===== Provided records
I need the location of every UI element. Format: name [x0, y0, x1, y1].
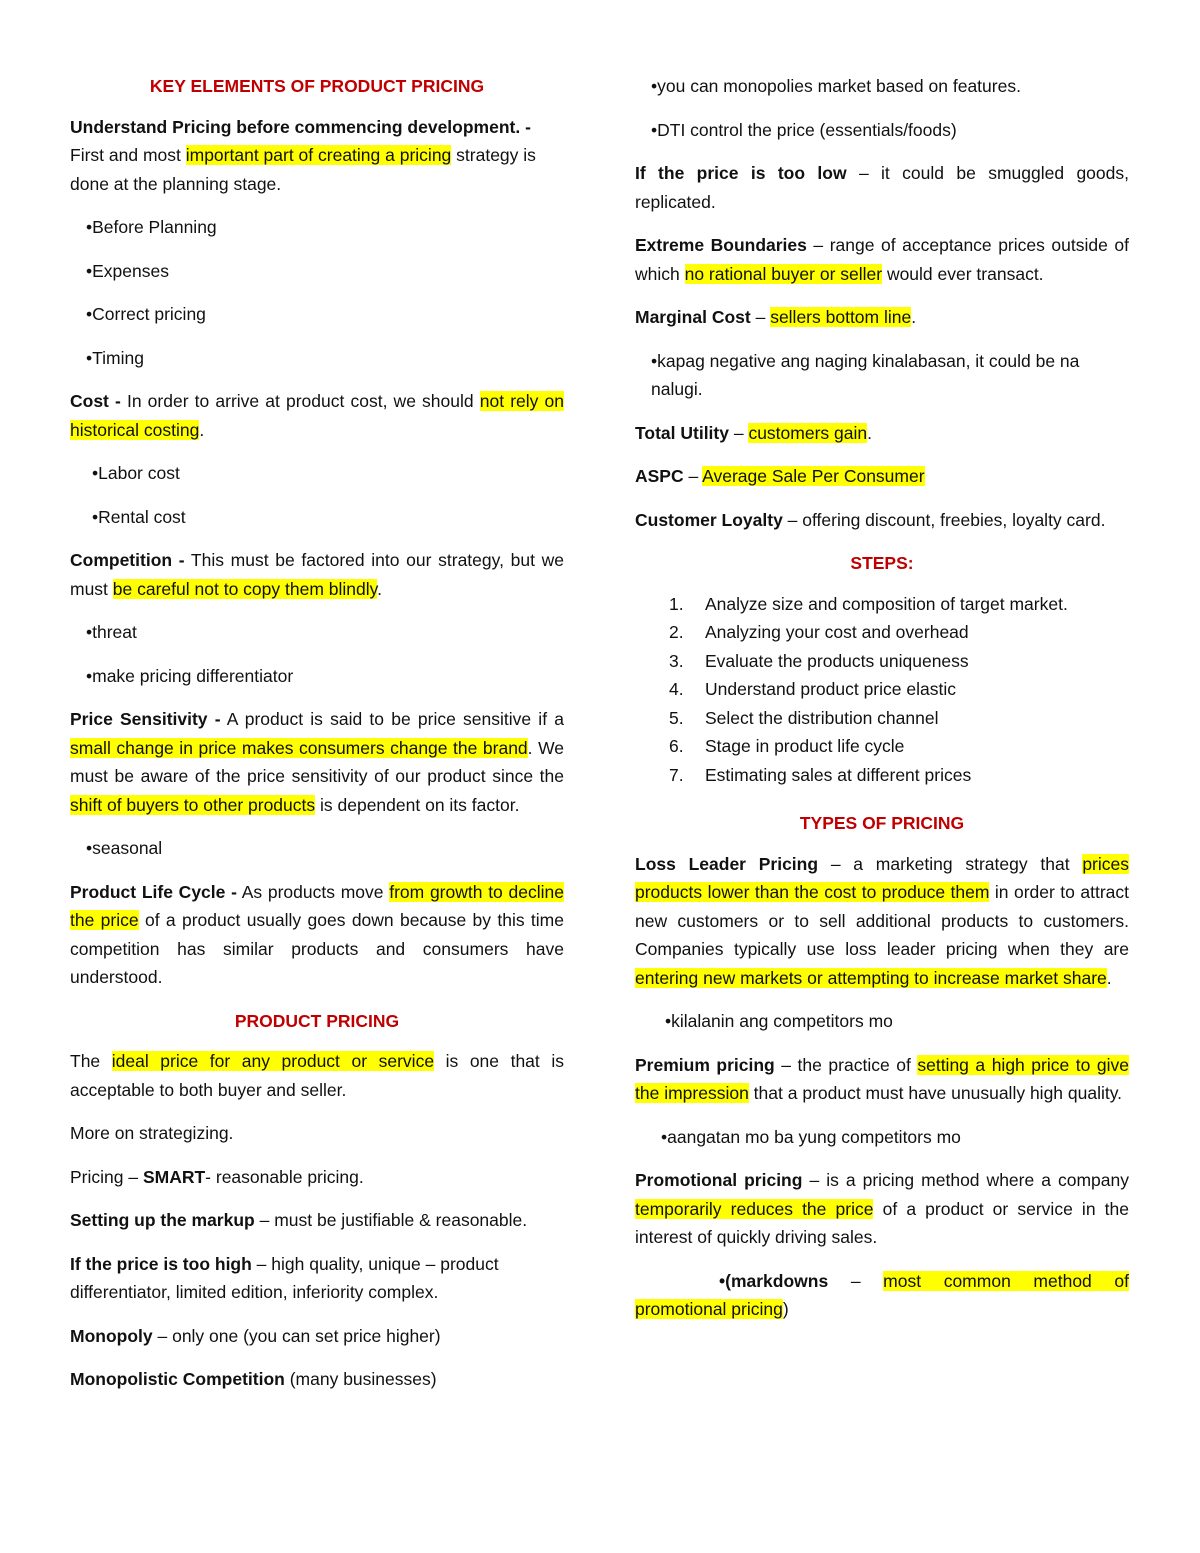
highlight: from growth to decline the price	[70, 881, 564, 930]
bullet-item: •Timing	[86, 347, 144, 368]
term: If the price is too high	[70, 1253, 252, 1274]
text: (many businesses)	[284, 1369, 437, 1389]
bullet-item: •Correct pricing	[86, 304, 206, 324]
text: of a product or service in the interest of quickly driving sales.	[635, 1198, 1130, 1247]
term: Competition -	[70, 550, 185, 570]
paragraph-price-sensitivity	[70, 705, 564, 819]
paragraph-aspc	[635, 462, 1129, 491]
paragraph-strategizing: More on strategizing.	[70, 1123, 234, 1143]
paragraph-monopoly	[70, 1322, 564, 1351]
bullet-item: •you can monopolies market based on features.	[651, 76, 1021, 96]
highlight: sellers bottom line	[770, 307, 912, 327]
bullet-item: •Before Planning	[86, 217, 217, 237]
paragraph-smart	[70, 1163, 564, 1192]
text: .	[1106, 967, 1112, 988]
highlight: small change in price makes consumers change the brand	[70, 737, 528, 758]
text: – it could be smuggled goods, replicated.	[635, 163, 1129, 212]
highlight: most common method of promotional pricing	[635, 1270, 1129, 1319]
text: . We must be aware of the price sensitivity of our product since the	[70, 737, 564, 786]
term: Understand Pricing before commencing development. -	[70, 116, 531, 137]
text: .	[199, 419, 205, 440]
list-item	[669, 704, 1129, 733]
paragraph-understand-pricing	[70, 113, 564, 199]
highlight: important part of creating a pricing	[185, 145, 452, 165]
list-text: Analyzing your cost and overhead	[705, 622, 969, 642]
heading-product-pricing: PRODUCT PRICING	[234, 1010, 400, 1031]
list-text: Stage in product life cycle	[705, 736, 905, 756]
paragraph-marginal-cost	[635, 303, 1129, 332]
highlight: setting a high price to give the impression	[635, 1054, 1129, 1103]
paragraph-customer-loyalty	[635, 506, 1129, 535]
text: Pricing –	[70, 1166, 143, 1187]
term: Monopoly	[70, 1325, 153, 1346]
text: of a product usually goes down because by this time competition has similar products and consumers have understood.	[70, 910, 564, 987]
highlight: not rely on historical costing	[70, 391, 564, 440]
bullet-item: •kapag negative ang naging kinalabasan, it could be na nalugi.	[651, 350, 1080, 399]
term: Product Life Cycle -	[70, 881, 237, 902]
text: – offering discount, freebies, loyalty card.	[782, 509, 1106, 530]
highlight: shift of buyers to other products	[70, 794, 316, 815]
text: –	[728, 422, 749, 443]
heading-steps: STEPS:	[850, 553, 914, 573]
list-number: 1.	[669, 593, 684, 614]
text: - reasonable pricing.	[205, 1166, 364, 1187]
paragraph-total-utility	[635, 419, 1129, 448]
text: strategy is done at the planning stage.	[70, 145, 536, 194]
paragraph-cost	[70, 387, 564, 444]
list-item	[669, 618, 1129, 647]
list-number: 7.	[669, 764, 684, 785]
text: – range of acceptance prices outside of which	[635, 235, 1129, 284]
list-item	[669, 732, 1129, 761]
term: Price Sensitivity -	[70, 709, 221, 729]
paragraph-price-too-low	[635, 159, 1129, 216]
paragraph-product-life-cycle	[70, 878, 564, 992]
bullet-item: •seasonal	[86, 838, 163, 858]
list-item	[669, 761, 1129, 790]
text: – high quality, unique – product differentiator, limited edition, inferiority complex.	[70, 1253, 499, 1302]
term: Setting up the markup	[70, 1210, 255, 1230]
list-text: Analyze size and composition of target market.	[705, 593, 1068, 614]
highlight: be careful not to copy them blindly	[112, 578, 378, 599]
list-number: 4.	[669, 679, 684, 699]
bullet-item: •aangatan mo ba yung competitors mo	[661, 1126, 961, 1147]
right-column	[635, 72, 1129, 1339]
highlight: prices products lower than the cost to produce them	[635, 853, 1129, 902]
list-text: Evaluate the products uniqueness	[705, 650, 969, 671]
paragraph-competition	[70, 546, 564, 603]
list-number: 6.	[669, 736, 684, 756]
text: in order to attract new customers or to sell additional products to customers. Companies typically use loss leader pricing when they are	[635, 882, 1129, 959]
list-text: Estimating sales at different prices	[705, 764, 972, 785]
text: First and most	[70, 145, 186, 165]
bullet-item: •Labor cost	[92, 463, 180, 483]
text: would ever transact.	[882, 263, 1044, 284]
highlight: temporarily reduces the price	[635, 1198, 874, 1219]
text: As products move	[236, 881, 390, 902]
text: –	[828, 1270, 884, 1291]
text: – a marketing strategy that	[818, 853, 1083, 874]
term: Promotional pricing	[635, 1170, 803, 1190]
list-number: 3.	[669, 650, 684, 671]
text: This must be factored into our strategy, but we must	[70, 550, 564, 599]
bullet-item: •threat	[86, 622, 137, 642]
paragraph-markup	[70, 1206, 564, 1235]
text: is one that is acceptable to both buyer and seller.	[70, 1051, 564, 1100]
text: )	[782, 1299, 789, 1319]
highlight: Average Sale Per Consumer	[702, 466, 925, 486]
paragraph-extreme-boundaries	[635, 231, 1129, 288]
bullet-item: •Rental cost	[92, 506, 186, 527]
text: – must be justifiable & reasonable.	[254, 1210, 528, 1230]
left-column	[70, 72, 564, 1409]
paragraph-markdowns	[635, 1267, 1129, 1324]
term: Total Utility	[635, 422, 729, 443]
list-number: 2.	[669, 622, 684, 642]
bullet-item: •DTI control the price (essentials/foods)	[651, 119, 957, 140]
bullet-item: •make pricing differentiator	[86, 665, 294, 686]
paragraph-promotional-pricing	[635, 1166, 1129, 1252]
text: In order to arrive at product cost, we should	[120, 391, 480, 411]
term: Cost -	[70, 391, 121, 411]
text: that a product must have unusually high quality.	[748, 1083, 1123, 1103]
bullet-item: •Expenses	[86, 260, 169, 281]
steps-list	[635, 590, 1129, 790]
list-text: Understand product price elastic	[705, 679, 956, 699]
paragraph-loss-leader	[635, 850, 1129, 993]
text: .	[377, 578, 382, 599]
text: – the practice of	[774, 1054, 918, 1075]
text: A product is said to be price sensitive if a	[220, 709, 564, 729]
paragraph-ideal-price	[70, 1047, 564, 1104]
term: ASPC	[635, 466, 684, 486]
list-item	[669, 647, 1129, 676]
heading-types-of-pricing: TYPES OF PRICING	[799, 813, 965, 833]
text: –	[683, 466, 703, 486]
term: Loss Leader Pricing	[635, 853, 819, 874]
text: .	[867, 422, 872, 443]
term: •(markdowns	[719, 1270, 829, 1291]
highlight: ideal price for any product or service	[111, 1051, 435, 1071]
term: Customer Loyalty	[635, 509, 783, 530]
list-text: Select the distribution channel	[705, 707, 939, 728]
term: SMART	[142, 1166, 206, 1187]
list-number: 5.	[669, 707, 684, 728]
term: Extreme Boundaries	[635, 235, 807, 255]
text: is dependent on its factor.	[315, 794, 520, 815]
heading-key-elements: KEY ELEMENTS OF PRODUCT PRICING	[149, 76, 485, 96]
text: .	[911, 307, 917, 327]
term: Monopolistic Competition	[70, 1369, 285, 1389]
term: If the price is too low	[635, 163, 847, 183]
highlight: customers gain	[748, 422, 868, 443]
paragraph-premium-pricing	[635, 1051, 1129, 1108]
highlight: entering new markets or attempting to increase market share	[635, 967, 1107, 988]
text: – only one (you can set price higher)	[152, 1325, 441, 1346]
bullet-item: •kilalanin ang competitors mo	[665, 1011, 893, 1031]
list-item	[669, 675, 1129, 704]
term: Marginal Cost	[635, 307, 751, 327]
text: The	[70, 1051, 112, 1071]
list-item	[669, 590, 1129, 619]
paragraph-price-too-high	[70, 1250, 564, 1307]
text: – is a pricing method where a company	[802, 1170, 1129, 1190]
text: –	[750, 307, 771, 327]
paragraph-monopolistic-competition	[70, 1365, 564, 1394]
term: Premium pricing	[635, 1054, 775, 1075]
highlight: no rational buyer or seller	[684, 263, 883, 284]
==========
» Objective:
Give the lines of the listing as a Markdown table with the columns Row and Line, starting with the line that contains "highlight: from growth" and going on through the line that contains "304, 206, 324]", and leave out any blank lines.

» Reply to the task:
| Row | Line |
|---|---|
| 1 | highlight: from growth to decline the price	[70, 881, 564, 930] |
| 2 | bullet-item: •Timing	[86, 347, 144, 368] |
| 3 | term: If the price is too high	[70, 1253, 252, 1274] |
| 4 | text: (many businesses)	[284, 1369, 437, 1389] |
| 5 | bullet-item: •Correct pricing	[86, 304, 206, 324] |